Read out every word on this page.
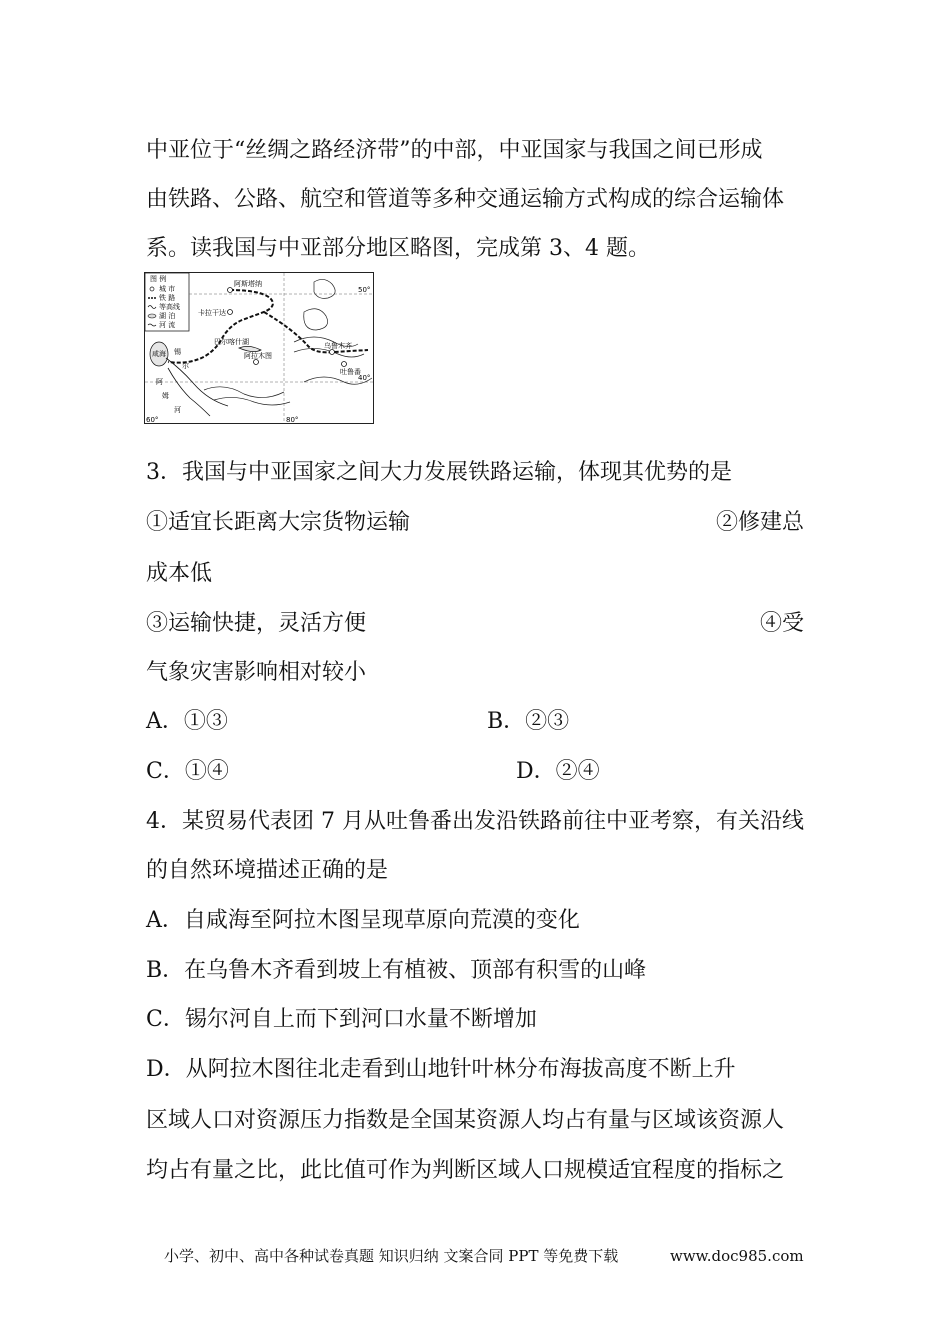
中亚位于“丝绸之路经济带”的中部，中亚国家与我国之间已形成
由铁路、公路、航空和管道等多种交通运输方式构成的综合运输体
系。读我国与中亚部分地区略图，完成第 3、4 题。
图 例
城 市
铁 路
等高线
湖 泊
河 流
阿斯塔纳
卡拉干达
巴尔喀什湖
阿拉木图
乌鲁木齐
吐鲁番
咸海 锡
尔
阿
姆
河
50°
40°
60°	80°
3．我国与中亚国家之间大力发展铁路运输，体现其优势的是
①适宜长距离大宗货物运输	②修建总
成本低
③运输快捷，灵活方便	④受
气象灾害影响相对较小
A．①③	B．②③
C．①④	D．②④
4．某贸易代表团 7 月从吐鲁番出发沿铁路前往中亚考察，有关沿线
的自然环境描述正确的是
A．自咸海至阿拉木图呈现草原向荒漠的变化
B．在乌鲁木齐看到坡上有植被、顶部有积雪的山峰
C．锡尔河自上而下到河口水量不断增加
D．从阿拉木图往北走看到山地针叶林分布海拔高度不断上升
区域人口对资源压力指数是全国某资源人均占有量与区域该资源人
均占有量之比，此比值可作为判断区域人口规模适宜程度的指标之
小学、初中、高中各种试卷真题 知识归纳 文案合同 PPT 等免费下载	www.doc985.com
----
■ YOUR TASK ■
Print the entries above exactly, taking out only the pictures.

■ OUTPUT FOR THIS TASK ■
Read out every word on this page.
中亚位于“丝绸之路经济带”的中部，中亚国家与我国之间已形成
由铁路、公路、航空和管道等多种交通运输方式构成的综合运输体
系。读我国与中亚部分地区略图，完成第 3、4 题。
图 例
城 市
铁 路
等高线
湖 泊
河 流
阿斯塔纳
卡拉干达
巴尔喀什湖
阿拉木图
乌鲁木齐
吐鲁番
咸海 锡
尔
阿
姆
河
50°
40°
60°	80°
3．我国与中亚国家之间大力发展铁路运输，体现其优势的是
①适宜长距离大宗货物运输	②修建总
成本低
③运输快捷，灵活方便	④受
气象灾害影响相对较小
A．①③	B．②③
C．①④	D．②④
4．某贸易代表团 7 月从吐鲁番出发沿铁路前往中亚考察，有关沿线
的自然环境描述正确的是
A．自咸海至阿拉木图呈现草原向荒漠的变化
B．在乌鲁木齐看到坡上有植被、顶部有积雪的山峰
C．锡尔河自上而下到河口水量不断增加
D．从阿拉木图往北走看到山地针叶林分布海拔高度不断上升
区域人口对资源压力指数是全国某资源人均占有量与区域该资源人
均占有量之比，此比值可作为判断区域人口规模适宜程度的指标之
小学、初中、高中各种试卷真题 知识归纳 文案合同 PPT 等免费下载	www.doc985.com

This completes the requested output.